* Instruction: Repeat every record exactly, but keep images out of the copy.

* Material supplied:
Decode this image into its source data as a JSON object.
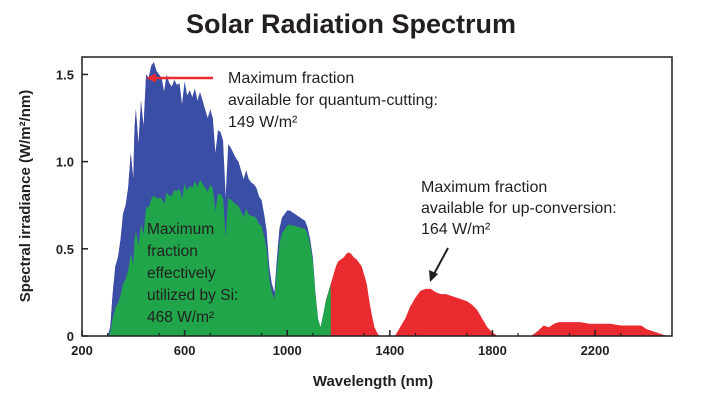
{
  "chart_data": {
    "type": "area",
    "title": "Solar Radiation Spectrum",
    "xlabel": "Wavelength (nm)",
    "ylabel": "Spectral irradiance (W/m²/nm)",
    "xlim": [
      200,
      2500
    ],
    "ylim": [
      0,
      1.6
    ],
    "xticks": [
      200,
      600,
      1000,
      1400,
      1800,
      2200
    ],
    "yticks": [
      0,
      0.5,
      1.0,
      1.5
    ],
    "ytick_labels": [
      "0",
      "0.5",
      "1.0",
      "1.5"
    ],
    "grid": false,
    "spectrum": [
      [
        300,
        0.0
      ],
      [
        310,
        0.05
      ],
      [
        320,
        0.25
      ],
      [
        330,
        0.4
      ],
      [
        340,
        0.45
      ],
      [
        350,
        0.55
      ],
      [
        360,
        0.7
      ],
      [
        370,
        0.75
      ],
      [
        380,
        0.85
      ],
      [
        390,
        1.05
      ],
      [
        400,
        0.9
      ],
      [
        405,
        1.2
      ],
      [
        410,
        1.3
      ],
      [
        420,
        1.1
      ],
      [
        430,
        1.35
      ],
      [
        440,
        1.2
      ],
      [
        450,
        1.5
      ],
      [
        460,
        1.48
      ],
      [
        470,
        1.55
      ],
      [
        480,
        1.57
      ],
      [
        490,
        1.52
      ],
      [
        500,
        1.5
      ],
      [
        510,
        1.48
      ],
      [
        520,
        1.4
      ],
      [
        530,
        1.5
      ],
      [
        540,
        1.45
      ],
      [
        550,
        1.43
      ],
      [
        560,
        1.47
      ],
      [
        570,
        1.44
      ],
      [
        580,
        1.45
      ],
      [
        590,
        1.33
      ],
      [
        600,
        1.46
      ],
      [
        610,
        1.38
      ],
      [
        620,
        1.41
      ],
      [
        630,
        1.37
      ],
      [
        640,
        1.42
      ],
      [
        650,
        1.35
      ],
      [
        660,
        1.4
      ],
      [
        670,
        1.35
      ],
      [
        680,
        1.3
      ],
      [
        690,
        1.25
      ],
      [
        700,
        1.3
      ],
      [
        710,
        1.25
      ],
      [
        720,
        1.05
      ],
      [
        730,
        1.18
      ],
      [
        740,
        1.17
      ],
      [
        750,
        1.12
      ],
      [
        760,
        0.8
      ],
      [
        770,
        1.1
      ],
      [
        780,
        1.08
      ],
      [
        790,
        1.05
      ],
      [
        800,
        1.02
      ],
      [
        810,
        1.0
      ],
      [
        820,
        0.95
      ],
      [
        830,
        0.9
      ],
      [
        840,
        0.95
      ],
      [
        850,
        0.9
      ],
      [
        860,
        0.88
      ],
      [
        870,
        0.87
      ],
      [
        880,
        0.85
      ],
      [
        890,
        0.8
      ],
      [
        900,
        0.78
      ],
      [
        910,
        0.7
      ],
      [
        920,
        0.6
      ],
      [
        930,
        0.4
      ],
      [
        940,
        0.3
      ],
      [
        950,
        0.25
      ],
      [
        960,
        0.45
      ],
      [
        970,
        0.62
      ],
      [
        980,
        0.68
      ],
      [
        990,
        0.7
      ],
      [
        1000,
        0.72
      ],
      [
        1010,
        0.72
      ],
      [
        1020,
        0.71
      ],
      [
        1030,
        0.7
      ],
      [
        1040,
        0.69
      ],
      [
        1050,
        0.68
      ],
      [
        1060,
        0.67
      ],
      [
        1070,
        0.66
      ],
      [
        1080,
        0.62
      ],
      [
        1090,
        0.55
      ],
      [
        1100,
        0.45
      ],
      [
        1110,
        0.25
      ],
      [
        1120,
        0.1
      ],
      [
        1130,
        0.05
      ],
      [
        1140,
        0.12
      ],
      [
        1150,
        0.2
      ],
      [
        1160,
        0.25
      ],
      [
        1170,
        0.3
      ],
      [
        1180,
        0.35
      ],
      [
        1190,
        0.4
      ],
      [
        1200,
        0.43
      ],
      [
        1210,
        0.44
      ],
      [
        1220,
        0.45
      ],
      [
        1230,
        0.47
      ],
      [
        1240,
        0.48
      ],
      [
        1250,
        0.47
      ],
      [
        1260,
        0.45
      ],
      [
        1270,
        0.44
      ],
      [
        1280,
        0.42
      ],
      [
        1290,
        0.4
      ],
      [
        1300,
        0.35
      ],
      [
        1310,
        0.3
      ],
      [
        1320,
        0.2
      ],
      [
        1330,
        0.12
      ],
      [
        1340,
        0.05
      ],
      [
        1350,
        0.02
      ],
      [
        1360,
        0.0
      ],
      [
        1380,
        0.0
      ],
      [
        1400,
        0.0
      ],
      [
        1420,
        0.0
      ],
      [
        1440,
        0.05
      ],
      [
        1460,
        0.1
      ],
      [
        1480,
        0.17
      ],
      [
        1500,
        0.22
      ],
      [
        1520,
        0.26
      ],
      [
        1540,
        0.27
      ],
      [
        1560,
        0.27
      ],
      [
        1580,
        0.25
      ],
      [
        1600,
        0.24
      ],
      [
        1620,
        0.24
      ],
      [
        1640,
        0.23
      ],
      [
        1660,
        0.22
      ],
      [
        1680,
        0.21
      ],
      [
        1700,
        0.2
      ],
      [
        1720,
        0.18
      ],
      [
        1740,
        0.15
      ],
      [
        1760,
        0.1
      ],
      [
        1780,
        0.05
      ],
      [
        1800,
        0.02
      ],
      [
        1820,
        0.0
      ],
      [
        1950,
        0.0
      ],
      [
        1970,
        0.02
      ],
      [
        2000,
        0.06
      ],
      [
        2020,
        0.05
      ],
      [
        2040,
        0.07
      ],
      [
        2060,
        0.08
      ],
      [
        2080,
        0.08
      ],
      [
        2100,
        0.08
      ],
      [
        2140,
        0.08
      ],
      [
        2180,
        0.07
      ],
      [
        2220,
        0.07
      ],
      [
        2260,
        0.07
      ],
      [
        2300,
        0.06
      ],
      [
        2340,
        0.06
      ],
      [
        2380,
        0.06
      ],
      [
        2400,
        0.04
      ],
      [
        2440,
        0.02
      ],
      [
        2480,
        0.0
      ]
    ],
    "si_edge_nm": 1170,
    "series": [
      {
        "color": "#7d3fa0",
        "range": [
          300,
          550
        ]
      },
      {
        "color": "#3b4ea6",
        "range": [
          300,
          1170
        ]
      },
      {
        "color": "#e92a2f",
        "range": [
          1150,
          2480
        ]
      },
      {
        "color": "#20a54a",
        "range": [
          300,
          1170
        ]
      }
    ],
    "annotations": [
      {
        "lines": [
          "Maximum fraction",
          "available for quantum-cutting:",
          "149 W/m²"
        ]
      },
      {
        "lines": [
          "Maximum fraction",
          "available for up-conversion:",
          "164 W/m²"
        ]
      },
      {
        "lines": [
          "Maximum",
          "fraction",
          "effectively",
          "utilized by Si:",
          "468 W/m²"
        ]
      }
    ],
    "colors": {
      "arrow_red": "#e92a2f",
      "arrow_black": "#231f20",
      "axis": "#231f20"
    }
  }
}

* Result for this exercise:
Decode this image into its source data as a JSON object.
{
  "chart_data": {
    "type": "area",
    "title": "Solar Radiation Spectrum",
    "xlabel": "Wavelength (nm)",
    "ylabel": "Spectral irradiance (W/m²/nm)",
    "xlim": [
      200,
      2500
    ],
    "ylim": [
      0,
      1.6
    ],
    "xticks": [
      200,
      600,
      1000,
      1400,
      1800,
      2200
    ],
    "yticks": [
      0,
      0.5,
      1.0,
      1.5
    ],
    "ytick_labels": [
      "0",
      "0.5",
      "1.0",
      "1.5"
    ],
    "grid": false,
    "spectrum": [
      [
        300,
        0.0
      ],
      [
        310,
        0.05
      ],
      [
        320,
        0.25
      ],
      [
        330,
        0.4
      ],
      [
        340,
        0.45
      ],
      [
        350,
        0.55
      ],
      [
        360,
        0.7
      ],
      [
        370,
        0.75
      ],
      [
        380,
        0.85
      ],
      [
        390,
        1.05
      ],
      [
        400,
        0.9
      ],
      [
        405,
        1.2
      ],
      [
        410,
        1.3
      ],
      [
        420,
        1.1
      ],
      [
        430,
        1.35
      ],
      [
        440,
        1.2
      ],
      [
        450,
        1.5
      ],
      [
        460,
        1.48
      ],
      [
        470,
        1.55
      ],
      [
        480,
        1.57
      ],
      [
        490,
        1.52
      ],
      [
        500,
        1.5
      ],
      [
        510,
        1.48
      ],
      [
        520,
        1.4
      ],
      [
        530,
        1.5
      ],
      [
        540,
        1.45
      ],
      [
        550,
        1.43
      ],
      [
        560,
        1.47
      ],
      [
        570,
        1.44
      ],
      [
        580,
        1.45
      ],
      [
        590,
        1.33
      ],
      [
        600,
        1.46
      ],
      [
        610,
        1.38
      ],
      [
        620,
        1.41
      ],
      [
        630,
        1.37
      ],
      [
        640,
        1.42
      ],
      [
        650,
        1.35
      ],
      [
        660,
        1.4
      ],
      [
        670,
        1.35
      ],
      [
        680,
        1.3
      ],
      [
        690,
        1.25
      ],
      [
        700,
        1.3
      ],
      [
        710,
        1.25
      ],
      [
        720,
        1.05
      ],
      [
        730,
        1.18
      ],
      [
        740,
        1.17
      ],
      [
        750,
        1.12
      ],
      [
        760,
        0.8
      ],
      [
        770,
        1.1
      ],
      [
        780,
        1.08
      ],
      [
        790,
        1.05
      ],
      [
        800,
        1.02
      ],
      [
        810,
        1.0
      ],
      [
        820,
        0.95
      ],
      [
        830,
        0.9
      ],
      [
        840,
        0.95
      ],
      [
        850,
        0.9
      ],
      [
        860,
        0.88
      ],
      [
        870,
        0.87
      ],
      [
        880,
        0.85
      ],
      [
        890,
        0.8
      ],
      [
        900,
        0.78
      ],
      [
        910,
        0.7
      ],
      [
        920,
        0.6
      ],
      [
        930,
        0.4
      ],
      [
        940,
        0.3
      ],
      [
        950,
        0.25
      ],
      [
        960,
        0.45
      ],
      [
        970,
        0.62
      ],
      [
        980,
        0.68
      ],
      [
        990,
        0.7
      ],
      [
        1000,
        0.72
      ],
      [
        1010,
        0.72
      ],
      [
        1020,
        0.71
      ],
      [
        1030,
        0.7
      ],
      [
        1040,
        0.69
      ],
      [
        1050,
        0.68
      ],
      [
        1060,
        0.67
      ],
      [
        1070,
        0.66
      ],
      [
        1080,
        0.62
      ],
      [
        1090,
        0.55
      ],
      [
        1100,
        0.45
      ],
      [
        1110,
        0.25
      ],
      [
        1120,
        0.1
      ],
      [
        1130,
        0.05
      ],
      [
        1140,
        0.12
      ],
      [
        1150,
        0.2
      ],
      [
        1160,
        0.25
      ],
      [
        1170,
        0.3
      ],
      [
        1180,
        0.35
      ],
      [
        1190,
        0.4
      ],
      [
        1200,
        0.43
      ],
      [
        1210,
        0.44
      ],
      [
        1220,
        0.45
      ],
      [
        1230,
        0.47
      ],
      [
        1240,
        0.48
      ],
      [
        1250,
        0.47
      ],
      [
        1260,
        0.45
      ],
      [
        1270,
        0.44
      ],
      [
        1280,
        0.42
      ],
      [
        1290,
        0.4
      ],
      [
        1300,
        0.35
      ],
      [
        1310,
        0.3
      ],
      [
        1320,
        0.2
      ],
      [
        1330,
        0.12
      ],
      [
        1340,
        0.05
      ],
      [
        1350,
        0.02
      ],
      [
        1360,
        0.0
      ],
      [
        1380,
        0.0
      ],
      [
        1400,
        0.0
      ],
      [
        1420,
        0.0
      ],
      [
        1440,
        0.05
      ],
      [
        1460,
        0.1
      ],
      [
        1480,
        0.17
      ],
      [
        1500,
        0.22
      ],
      [
        1520,
        0.26
      ],
      [
        1540,
        0.27
      ],
      [
        1560,
        0.27
      ],
      [
        1580,
        0.25
      ],
      [
        1600,
        0.24
      ],
      [
        1620,
        0.24
      ],
      [
        1640,
        0.23
      ],
      [
        1660,
        0.22
      ],
      [
        1680,
        0.21
      ],
      [
        1700,
        0.2
      ],
      [
        1720,
        0.18
      ],
      [
        1740,
        0.15
      ],
      [
        1760,
        0.1
      ],
      [
        1780,
        0.05
      ],
      [
        1800,
        0.02
      ],
      [
        1820,
        0.0
      ],
      [
        1950,
        0.0
      ],
      [
        1970,
        0.02
      ],
      [
        2000,
        0.06
      ],
      [
        2020,
        0.05
      ],
      [
        2040,
        0.07
      ],
      [
        2060,
        0.08
      ],
      [
        2080,
        0.08
      ],
      [
        2100,
        0.08
      ],
      [
        2140,
        0.08
      ],
      [
        2180,
        0.07
      ],
      [
        2220,
        0.07
      ],
      [
        2260,
        0.07
      ],
      [
        2300,
        0.06
      ],
      [
        2340,
        0.06
      ],
      [
        2380,
        0.06
      ],
      [
        2400,
        0.04
      ],
      [
        2440,
        0.02
      ],
      [
        2480,
        0.0
      ]
    ],
    "si_edge_nm": 1170,
    "series": [
      {
        "color": "#7d3fa0",
        "range": [
          300,
          550
        ]
      },
      {
        "color": "#3b4ea6",
        "range": [
          300,
          1170
        ]
      },
      {
        "color": "#e92a2f",
        "range": [
          1150,
          2480
        ]
      },
      {
        "color": "#20a54a",
        "range": [
          300,
          1170
        ]
      }
    ],
    "annotations": [
      {
        "lines": [
          "Maximum fraction",
          "available for quantum-cutting:",
          "149 W/m²"
        ]
      },
      {
        "lines": [
          "Maximum fraction",
          "available for up-conversion:",
          "164 W/m²"
        ]
      },
      {
        "lines": [
          "Maximum",
          "fraction",
          "effectively",
          "utilized by Si:",
          "468 W/m²"
        ]
      }
    ],
    "colors": {
      "arrow_red": "#e92a2f",
      "arrow_black": "#231f20",
      "axis": "#231f20"
    }
  }
}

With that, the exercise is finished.